__Exercise description__
Can you print every record below exactly as written?

━━━━━ Information provided ━━━━━

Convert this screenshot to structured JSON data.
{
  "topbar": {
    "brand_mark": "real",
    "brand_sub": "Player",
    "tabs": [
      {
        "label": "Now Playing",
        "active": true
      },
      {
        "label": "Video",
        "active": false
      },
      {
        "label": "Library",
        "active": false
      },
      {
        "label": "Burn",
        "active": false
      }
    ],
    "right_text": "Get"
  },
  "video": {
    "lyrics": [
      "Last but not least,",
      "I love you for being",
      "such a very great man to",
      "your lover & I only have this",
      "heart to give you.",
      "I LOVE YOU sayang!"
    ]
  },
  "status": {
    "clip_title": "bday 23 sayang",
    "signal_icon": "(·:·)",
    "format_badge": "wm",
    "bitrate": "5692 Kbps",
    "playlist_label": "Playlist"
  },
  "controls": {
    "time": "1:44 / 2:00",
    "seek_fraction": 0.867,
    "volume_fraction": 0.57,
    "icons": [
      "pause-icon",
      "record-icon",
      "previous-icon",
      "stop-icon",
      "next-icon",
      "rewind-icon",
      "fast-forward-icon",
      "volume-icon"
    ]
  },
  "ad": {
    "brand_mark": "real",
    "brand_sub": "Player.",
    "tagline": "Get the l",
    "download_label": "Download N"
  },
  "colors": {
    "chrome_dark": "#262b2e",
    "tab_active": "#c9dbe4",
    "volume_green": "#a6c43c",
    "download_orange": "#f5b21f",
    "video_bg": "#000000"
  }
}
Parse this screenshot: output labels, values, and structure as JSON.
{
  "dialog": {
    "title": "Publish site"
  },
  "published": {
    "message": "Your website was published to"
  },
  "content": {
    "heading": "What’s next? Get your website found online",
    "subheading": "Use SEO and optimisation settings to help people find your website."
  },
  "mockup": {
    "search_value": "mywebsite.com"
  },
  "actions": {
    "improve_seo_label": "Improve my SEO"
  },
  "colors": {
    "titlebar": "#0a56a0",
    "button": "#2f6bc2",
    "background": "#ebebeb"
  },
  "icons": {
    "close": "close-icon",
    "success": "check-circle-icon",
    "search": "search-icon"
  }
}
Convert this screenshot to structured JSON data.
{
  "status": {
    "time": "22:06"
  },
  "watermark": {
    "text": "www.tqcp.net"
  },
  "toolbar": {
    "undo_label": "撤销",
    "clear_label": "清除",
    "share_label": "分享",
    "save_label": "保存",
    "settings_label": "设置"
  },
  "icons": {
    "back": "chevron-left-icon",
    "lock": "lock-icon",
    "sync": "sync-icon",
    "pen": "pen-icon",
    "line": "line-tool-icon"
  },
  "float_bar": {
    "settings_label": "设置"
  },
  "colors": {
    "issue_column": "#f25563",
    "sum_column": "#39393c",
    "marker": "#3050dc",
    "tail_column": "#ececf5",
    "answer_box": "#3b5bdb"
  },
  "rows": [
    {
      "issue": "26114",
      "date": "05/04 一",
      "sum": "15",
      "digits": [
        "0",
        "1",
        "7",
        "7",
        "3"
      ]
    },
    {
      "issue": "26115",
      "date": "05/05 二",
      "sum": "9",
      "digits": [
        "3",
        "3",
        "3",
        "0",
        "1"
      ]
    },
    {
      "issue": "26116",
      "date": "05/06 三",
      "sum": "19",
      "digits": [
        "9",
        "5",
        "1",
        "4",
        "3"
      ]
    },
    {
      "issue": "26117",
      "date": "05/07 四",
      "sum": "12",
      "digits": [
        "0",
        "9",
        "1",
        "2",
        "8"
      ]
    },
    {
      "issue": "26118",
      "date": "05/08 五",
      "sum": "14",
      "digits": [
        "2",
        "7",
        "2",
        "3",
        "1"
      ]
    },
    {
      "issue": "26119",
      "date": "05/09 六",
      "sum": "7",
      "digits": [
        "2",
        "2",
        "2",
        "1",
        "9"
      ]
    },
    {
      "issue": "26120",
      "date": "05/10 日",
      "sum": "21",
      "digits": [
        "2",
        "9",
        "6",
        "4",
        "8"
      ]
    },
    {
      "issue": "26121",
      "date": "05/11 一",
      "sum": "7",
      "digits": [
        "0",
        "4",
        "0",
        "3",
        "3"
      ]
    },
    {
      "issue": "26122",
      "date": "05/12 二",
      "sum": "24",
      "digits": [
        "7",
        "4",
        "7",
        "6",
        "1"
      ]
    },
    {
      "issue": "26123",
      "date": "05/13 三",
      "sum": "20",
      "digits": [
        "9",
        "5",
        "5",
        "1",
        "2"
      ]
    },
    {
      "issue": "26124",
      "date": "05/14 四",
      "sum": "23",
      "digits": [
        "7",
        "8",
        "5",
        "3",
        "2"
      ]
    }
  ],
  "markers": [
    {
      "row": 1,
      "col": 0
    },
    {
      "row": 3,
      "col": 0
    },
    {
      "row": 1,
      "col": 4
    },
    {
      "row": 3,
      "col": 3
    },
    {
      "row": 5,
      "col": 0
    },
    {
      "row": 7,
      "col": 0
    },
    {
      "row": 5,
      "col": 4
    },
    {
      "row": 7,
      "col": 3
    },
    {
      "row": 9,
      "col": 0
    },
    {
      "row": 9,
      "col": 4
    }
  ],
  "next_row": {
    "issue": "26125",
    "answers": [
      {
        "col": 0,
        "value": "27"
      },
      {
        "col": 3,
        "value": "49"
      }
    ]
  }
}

━━━━━

__Answer to the problem__
Convert this screenshot to structured JSON data.
{
  "topbar": {
    "brand_mark": "real",
    "brand_sub": "Player",
    "tabs": [
      {
        "label": "Now Playing",
        "active": true
      },
      {
        "label": "Video",
        "active": false
      },
      {
        "label": "Library",
        "active": false
      },
      {
        "label": "Burn",
        "active": false
      }
    ],
    "right_text": "Get"
  },
  "video": {
    "lyrics": [
      "Last but not least,",
      "I love you for being",
      "such a very great man to",
      "your lover & I only have this",
      "heart to give you.",
      "I LOVE YOU sayang!"
    ]
  },
  "status": {
    "clip_title": "bday 23 sayang",
    "signal_icon": "(·:·)",
    "format_badge": "wm",
    "bitrate": "5692 Kbps",
    "playlist_label": "Playlist"
  },
  "controls": {
    "time": "1:44 / 2:00",
    "seek_fraction": 0.867,
    "volume_fraction": 0.57,
    "icons": [
      "pause-icon",
      "record-icon",
      "previous-icon",
      "stop-icon",
      "next-icon",
      "rewind-icon",
      "fast-forward-icon",
      "volume-icon"
    ]
  },
  "ad": {
    "brand_mark": "real",
    "brand_sub": "Player.",
    "tagline": "Get the l",
    "download_label": "Download N"
  },
  "colors": {
    "chrome_dark": "#262b2e",
    "tab_active": "#c9dbe4",
    "volume_green": "#a6c43c",
    "download_orange": "#f5b21f",
    "video_bg": "#000000"
  }
}
Parse this screenshot: output labels, values, and structure as JSON.
{
  "dialog": {
    "title": "Publish site"
  },
  "published": {
    "message": "Your website was published to"
  },
  "content": {
    "heading": "What’s next? Get your website found online",
    "subheading": "Use SEO and optimisation settings to help people find your website."
  },
  "mockup": {
    "search_value": "mywebsite.com"
  },
  "actions": {
    "improve_seo_label": "Improve my SEO"
  },
  "colors": {
    "titlebar": "#0a56a0",
    "button": "#2f6bc2",
    "background": "#ebebeb"
  },
  "icons": {
    "close": "close-icon",
    "success": "check-circle-icon",
    "search": "search-icon"
  }
}
Convert this screenshot to structured JSON data.
{
  "status": {
    "time": "22:06"
  },
  "watermark": {
    "text": "www.tqcp.net"
  },
  "toolbar": {
    "undo_label": "撤销",
    "clear_label": "清除",
    "share_label": "分享",
    "save_label": "保存",
    "settings_label": "设置"
  },
  "icons": {
    "back": "chevron-left-icon",
    "lock": "lock-icon",
    "sync": "sync-icon",
    "pen": "pen-icon",
    "line": "line-tool-icon"
  },
  "float_bar": {
    "settings_label": "设置"
  },
  "colors": {
    "issue_column": "#f25563",
    "sum_column": "#39393c",
    "marker": "#3050dc",
    "tail_column": "#ececf5",
    "answer_box": "#3b5bdb"
  },
  "rows": [
    {
      "issue": "26114",
      "date": "05/04 一",
      "sum": "15",
      "digits": [
        "0",
        "1",
        "7",
        "7",
        "3"
      ]
    },
    {
      "issue": "26115",
      "date": "05/05 二",
      "sum": "9",
      "digits": [
        "3",
        "3",
        "3",
        "0",
        "1"
      ]
    },
    {
      "issue": "26116",
      "date": "05/06 三",
      "sum": "19",
      "digits": [
        "9",
        "5",
        "1",
        "4",
        "3"
      ]
    },
    {
      "issue": "26117",
      "date": "05/07 四",
      "sum": "12",
      "digits": [
        "0",
        "9",
        "1",
        "2",
        "8"
      ]
    },
    {
      "issue": "26118",
      "date": "05/08 五",
      "sum": "14",
      "digits": [
        "2",
        "7",
        "2",
        "3",
        "1"
      ]
    },
    {
      "issue": "26119",
      "date": "05/09 六",
      "sum": "7",
      "digits": [
        "2",
        "2",
        "2",
        "1",
        "9"
      ]
    },
    {
      "issue": "26120",
      "date": "05/10 日",
      "sum": "21",
      "digits": [
        "2",
        "9",
        "6",
        "4",
        "8"
      ]
    },
    {
      "issue": "26121",
      "date": "05/11 一",
      "sum": "7",
      "digits": [
        "0",
        "4",
        "0",
        "3",
        "3"
      ]
    },
    {
      "issue": "26122",
      "date": "05/12 二",
      "sum": "24",
      "digits": [
        "7",
        "4",
        "7",
        "6",
        "1"
      ]
    },
    {
      "issue": "26123",
      "date": "05/13 三",
      "sum": "20",
      "digits": [
        "9",
        "5",
        "5",
        "1",
        "2"
      ]
    },
    {
      "issue": "26124",
      "date": "05/14 四",
      "sum": "23",
      "digits": [
        "7",
        "8",
        "5",
        "3",
        "2"
      ]
    }
  ],
  "markers": [
    {
      "row": 1,
      "col": 0
    },
    {
      "row": 3,
      "col": 0
    },
    {
      "row": 1,
      "col": 4
    },
    {
      "row": 3,
      "col": 3
    },
    {
      "row": 5,
      "col": 0
    },
    {
      "row": 7,
      "col": 0
    },
    {
      "row": 5,
      "col": 4
    },
    {
      "row": 7,
      "col": 3
    },
    {
      "row": 9,
      "col": 0
    },
    {
      "row": 9,
      "col": 4
    }
  ],
  "next_row": {
    "issue": "26125",
    "answers": [
      {
        "col": 0,
        "value": "27"
      },
      {
        "col": 3,
        "value": "49"
      }
    ]
  }
}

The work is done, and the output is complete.